(Objective): Where a line holds the word "subtitle", copy that line.

# start of Records for this exercise

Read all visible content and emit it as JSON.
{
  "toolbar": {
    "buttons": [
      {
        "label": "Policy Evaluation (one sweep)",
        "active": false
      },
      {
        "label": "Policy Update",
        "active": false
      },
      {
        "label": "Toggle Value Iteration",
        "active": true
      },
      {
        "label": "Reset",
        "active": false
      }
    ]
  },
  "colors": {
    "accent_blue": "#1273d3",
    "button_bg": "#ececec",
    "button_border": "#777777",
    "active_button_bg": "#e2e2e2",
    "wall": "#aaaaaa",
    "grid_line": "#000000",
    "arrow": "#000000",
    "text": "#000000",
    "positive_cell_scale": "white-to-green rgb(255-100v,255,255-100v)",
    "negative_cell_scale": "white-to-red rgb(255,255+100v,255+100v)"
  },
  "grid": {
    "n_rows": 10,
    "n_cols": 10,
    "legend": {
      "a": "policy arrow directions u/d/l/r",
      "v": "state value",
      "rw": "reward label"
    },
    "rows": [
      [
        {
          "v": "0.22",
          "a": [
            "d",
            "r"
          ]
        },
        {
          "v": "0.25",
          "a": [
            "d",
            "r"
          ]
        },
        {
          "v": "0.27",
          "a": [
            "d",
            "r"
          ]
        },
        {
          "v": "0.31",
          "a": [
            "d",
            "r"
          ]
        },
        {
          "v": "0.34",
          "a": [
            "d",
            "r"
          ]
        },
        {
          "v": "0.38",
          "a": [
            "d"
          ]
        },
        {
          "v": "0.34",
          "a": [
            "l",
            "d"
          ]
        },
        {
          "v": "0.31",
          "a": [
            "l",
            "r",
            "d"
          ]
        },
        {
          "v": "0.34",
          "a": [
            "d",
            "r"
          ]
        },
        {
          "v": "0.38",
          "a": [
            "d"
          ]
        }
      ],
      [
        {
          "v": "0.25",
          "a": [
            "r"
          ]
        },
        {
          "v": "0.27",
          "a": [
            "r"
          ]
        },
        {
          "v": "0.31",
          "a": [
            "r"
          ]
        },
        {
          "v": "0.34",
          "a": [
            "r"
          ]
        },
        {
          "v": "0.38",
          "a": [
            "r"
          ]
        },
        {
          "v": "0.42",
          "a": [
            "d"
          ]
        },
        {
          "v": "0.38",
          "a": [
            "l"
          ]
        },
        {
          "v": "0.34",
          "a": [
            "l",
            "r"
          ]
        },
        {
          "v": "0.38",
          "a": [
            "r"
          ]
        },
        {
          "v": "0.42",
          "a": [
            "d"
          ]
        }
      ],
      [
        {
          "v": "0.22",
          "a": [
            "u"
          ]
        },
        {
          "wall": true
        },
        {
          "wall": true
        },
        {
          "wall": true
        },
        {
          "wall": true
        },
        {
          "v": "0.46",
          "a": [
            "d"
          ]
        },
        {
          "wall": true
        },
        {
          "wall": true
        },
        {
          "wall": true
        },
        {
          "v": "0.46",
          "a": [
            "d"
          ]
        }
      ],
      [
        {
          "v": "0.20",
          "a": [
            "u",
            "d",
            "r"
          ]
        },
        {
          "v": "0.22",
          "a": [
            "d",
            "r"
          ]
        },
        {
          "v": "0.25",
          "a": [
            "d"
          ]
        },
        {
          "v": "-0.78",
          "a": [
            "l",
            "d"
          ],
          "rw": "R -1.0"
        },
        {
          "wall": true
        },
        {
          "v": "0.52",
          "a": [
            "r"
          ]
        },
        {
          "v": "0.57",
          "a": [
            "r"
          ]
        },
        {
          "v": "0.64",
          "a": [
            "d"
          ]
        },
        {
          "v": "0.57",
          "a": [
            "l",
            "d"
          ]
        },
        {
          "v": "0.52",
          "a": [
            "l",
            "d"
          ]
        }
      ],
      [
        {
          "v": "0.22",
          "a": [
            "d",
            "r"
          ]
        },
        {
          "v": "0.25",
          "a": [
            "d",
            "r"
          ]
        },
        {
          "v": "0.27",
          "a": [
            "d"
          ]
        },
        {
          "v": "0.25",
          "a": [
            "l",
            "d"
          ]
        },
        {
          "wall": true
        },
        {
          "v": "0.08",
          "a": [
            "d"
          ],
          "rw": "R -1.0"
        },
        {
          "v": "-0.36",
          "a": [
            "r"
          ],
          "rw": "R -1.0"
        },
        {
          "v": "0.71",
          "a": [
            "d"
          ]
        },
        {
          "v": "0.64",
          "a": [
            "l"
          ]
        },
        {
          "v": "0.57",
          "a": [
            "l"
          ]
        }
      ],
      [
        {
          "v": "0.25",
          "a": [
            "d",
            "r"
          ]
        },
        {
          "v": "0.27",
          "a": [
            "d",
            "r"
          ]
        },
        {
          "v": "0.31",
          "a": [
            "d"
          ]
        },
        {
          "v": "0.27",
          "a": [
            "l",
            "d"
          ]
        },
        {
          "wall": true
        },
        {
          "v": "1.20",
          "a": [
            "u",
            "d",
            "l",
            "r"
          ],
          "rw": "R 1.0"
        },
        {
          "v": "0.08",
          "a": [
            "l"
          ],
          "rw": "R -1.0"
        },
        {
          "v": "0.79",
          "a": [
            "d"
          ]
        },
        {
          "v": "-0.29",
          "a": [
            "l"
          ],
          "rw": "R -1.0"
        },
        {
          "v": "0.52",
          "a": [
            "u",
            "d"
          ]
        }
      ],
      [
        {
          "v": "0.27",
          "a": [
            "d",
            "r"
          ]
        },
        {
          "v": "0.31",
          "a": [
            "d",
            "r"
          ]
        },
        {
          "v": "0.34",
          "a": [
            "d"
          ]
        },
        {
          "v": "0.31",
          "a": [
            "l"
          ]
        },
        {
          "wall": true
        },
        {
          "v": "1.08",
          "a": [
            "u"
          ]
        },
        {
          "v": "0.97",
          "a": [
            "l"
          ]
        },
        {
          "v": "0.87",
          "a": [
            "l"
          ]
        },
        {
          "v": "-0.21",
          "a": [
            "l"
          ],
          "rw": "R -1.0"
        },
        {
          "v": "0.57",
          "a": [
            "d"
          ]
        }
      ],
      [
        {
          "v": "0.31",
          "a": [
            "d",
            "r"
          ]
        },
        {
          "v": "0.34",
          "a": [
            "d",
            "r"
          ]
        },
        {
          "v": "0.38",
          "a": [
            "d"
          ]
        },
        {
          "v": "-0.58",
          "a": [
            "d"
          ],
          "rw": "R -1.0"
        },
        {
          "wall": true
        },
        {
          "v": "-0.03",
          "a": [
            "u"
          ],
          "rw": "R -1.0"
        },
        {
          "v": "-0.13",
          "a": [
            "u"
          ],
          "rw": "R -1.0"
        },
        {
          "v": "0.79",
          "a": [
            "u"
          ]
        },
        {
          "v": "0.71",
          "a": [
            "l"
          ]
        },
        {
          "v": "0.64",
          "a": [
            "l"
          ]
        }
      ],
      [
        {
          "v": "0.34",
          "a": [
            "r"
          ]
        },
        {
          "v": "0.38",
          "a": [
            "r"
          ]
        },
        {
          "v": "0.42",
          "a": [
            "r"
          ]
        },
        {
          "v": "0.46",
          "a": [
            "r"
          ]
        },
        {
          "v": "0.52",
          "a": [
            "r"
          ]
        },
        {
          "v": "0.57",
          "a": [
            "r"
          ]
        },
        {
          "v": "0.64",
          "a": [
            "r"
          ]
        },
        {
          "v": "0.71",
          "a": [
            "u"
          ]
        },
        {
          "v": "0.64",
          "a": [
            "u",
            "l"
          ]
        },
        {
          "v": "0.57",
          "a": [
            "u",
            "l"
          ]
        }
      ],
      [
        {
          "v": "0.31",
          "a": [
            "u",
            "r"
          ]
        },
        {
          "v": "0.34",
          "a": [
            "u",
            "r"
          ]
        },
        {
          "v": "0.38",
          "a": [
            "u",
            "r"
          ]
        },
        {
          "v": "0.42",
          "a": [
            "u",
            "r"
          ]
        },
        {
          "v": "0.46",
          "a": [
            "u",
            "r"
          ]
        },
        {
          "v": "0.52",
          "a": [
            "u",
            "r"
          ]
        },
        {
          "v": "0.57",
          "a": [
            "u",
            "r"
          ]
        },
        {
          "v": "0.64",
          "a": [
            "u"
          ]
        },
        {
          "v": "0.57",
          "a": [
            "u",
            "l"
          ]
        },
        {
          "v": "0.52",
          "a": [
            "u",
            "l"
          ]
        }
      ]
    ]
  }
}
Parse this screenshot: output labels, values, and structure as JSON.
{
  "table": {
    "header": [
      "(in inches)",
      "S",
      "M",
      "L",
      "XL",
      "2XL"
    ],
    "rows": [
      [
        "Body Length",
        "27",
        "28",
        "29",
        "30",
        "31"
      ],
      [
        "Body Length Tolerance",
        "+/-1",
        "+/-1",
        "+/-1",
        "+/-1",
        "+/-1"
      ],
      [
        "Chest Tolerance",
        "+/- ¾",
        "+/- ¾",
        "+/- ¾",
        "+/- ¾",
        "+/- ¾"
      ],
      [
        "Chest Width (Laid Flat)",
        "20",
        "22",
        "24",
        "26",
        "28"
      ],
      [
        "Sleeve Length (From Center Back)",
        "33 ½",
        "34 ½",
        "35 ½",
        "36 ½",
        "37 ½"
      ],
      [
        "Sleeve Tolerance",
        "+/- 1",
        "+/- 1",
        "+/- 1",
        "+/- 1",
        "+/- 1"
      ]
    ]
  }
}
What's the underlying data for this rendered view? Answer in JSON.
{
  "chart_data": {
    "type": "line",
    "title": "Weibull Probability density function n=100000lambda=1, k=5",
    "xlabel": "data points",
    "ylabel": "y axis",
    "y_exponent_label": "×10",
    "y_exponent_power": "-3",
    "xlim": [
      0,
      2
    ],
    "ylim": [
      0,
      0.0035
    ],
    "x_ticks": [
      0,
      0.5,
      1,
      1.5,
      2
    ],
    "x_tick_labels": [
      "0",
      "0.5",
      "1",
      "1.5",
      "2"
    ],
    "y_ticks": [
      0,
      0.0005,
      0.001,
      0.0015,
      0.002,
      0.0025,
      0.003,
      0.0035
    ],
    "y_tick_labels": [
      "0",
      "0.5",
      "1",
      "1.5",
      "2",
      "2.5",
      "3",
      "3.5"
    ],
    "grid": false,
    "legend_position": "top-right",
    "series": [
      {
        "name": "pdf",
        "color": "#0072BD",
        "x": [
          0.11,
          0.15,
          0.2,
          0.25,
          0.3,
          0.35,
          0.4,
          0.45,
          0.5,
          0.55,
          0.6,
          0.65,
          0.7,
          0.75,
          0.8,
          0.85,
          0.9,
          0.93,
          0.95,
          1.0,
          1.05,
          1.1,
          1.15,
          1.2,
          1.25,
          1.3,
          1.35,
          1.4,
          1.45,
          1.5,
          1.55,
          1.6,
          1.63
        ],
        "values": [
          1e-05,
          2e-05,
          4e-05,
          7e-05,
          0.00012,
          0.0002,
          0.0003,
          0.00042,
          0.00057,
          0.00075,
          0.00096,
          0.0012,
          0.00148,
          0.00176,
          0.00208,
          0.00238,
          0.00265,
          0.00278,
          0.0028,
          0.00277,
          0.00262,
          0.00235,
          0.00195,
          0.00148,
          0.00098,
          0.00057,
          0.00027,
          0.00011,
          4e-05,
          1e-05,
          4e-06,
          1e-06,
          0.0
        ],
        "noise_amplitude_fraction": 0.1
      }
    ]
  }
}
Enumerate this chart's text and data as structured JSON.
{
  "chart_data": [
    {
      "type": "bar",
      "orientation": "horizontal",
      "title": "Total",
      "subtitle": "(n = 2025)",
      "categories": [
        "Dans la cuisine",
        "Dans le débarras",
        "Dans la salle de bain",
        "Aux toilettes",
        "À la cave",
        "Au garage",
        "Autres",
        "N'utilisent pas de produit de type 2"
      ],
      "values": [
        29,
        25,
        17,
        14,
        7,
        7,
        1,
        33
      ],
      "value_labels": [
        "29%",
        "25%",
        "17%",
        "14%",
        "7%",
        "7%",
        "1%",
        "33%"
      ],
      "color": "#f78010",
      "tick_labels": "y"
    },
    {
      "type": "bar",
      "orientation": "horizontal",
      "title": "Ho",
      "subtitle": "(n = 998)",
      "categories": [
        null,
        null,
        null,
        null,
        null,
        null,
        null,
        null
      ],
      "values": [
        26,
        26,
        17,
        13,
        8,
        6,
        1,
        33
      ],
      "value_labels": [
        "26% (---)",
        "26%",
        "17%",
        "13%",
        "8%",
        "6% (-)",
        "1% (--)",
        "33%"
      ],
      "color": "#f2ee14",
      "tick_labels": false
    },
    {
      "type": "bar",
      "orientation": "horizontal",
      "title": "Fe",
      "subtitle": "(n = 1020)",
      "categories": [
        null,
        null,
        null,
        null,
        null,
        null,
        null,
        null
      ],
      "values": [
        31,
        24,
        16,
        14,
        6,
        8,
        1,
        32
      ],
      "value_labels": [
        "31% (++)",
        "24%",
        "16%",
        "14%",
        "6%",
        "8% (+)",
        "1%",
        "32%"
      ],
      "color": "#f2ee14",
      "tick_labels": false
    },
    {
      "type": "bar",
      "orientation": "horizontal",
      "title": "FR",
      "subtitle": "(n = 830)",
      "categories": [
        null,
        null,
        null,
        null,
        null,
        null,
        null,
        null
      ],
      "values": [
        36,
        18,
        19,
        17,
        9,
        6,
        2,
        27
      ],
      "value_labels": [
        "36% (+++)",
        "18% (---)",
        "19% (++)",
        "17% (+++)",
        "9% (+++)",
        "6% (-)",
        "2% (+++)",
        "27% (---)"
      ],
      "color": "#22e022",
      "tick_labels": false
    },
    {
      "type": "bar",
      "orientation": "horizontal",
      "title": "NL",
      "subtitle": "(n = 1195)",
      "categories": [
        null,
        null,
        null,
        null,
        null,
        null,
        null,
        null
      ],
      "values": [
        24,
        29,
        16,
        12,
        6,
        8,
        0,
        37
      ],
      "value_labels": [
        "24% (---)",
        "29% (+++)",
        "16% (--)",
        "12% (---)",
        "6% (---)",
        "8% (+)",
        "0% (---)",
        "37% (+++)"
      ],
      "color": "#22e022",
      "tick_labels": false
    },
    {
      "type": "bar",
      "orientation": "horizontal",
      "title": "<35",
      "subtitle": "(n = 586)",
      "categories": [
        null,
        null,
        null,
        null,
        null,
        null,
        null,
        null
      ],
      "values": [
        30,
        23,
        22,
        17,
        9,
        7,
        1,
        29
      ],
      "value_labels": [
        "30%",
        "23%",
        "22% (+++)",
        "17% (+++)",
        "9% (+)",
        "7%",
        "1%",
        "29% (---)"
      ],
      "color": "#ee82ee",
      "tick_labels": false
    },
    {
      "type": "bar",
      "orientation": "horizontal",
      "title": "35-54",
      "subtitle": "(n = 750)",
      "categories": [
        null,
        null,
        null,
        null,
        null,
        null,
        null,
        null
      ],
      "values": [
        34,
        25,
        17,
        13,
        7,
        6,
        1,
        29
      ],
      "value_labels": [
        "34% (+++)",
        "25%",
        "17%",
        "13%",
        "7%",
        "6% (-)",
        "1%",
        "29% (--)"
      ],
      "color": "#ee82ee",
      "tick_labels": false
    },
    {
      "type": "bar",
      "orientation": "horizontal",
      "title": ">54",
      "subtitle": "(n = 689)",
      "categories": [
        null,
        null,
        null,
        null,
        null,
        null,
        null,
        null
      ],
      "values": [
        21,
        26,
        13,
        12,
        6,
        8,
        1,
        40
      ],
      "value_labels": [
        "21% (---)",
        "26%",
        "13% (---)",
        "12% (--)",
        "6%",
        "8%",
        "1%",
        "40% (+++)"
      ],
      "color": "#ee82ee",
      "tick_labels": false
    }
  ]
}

# end of Records for this exercise

(Result of the exercise):
      "subtitle": "(n = 2025)",
      "subtitle": "(n = 998)",
      "subtitle": "(n = 1020)",
      "subtitle": "(n = 830)",
      "subtitle": "(n = 1195)",
      "subtitle": "(n = 586)",
      "subtitle": "(n = 750)",
      "subtitle": "(n = 689)",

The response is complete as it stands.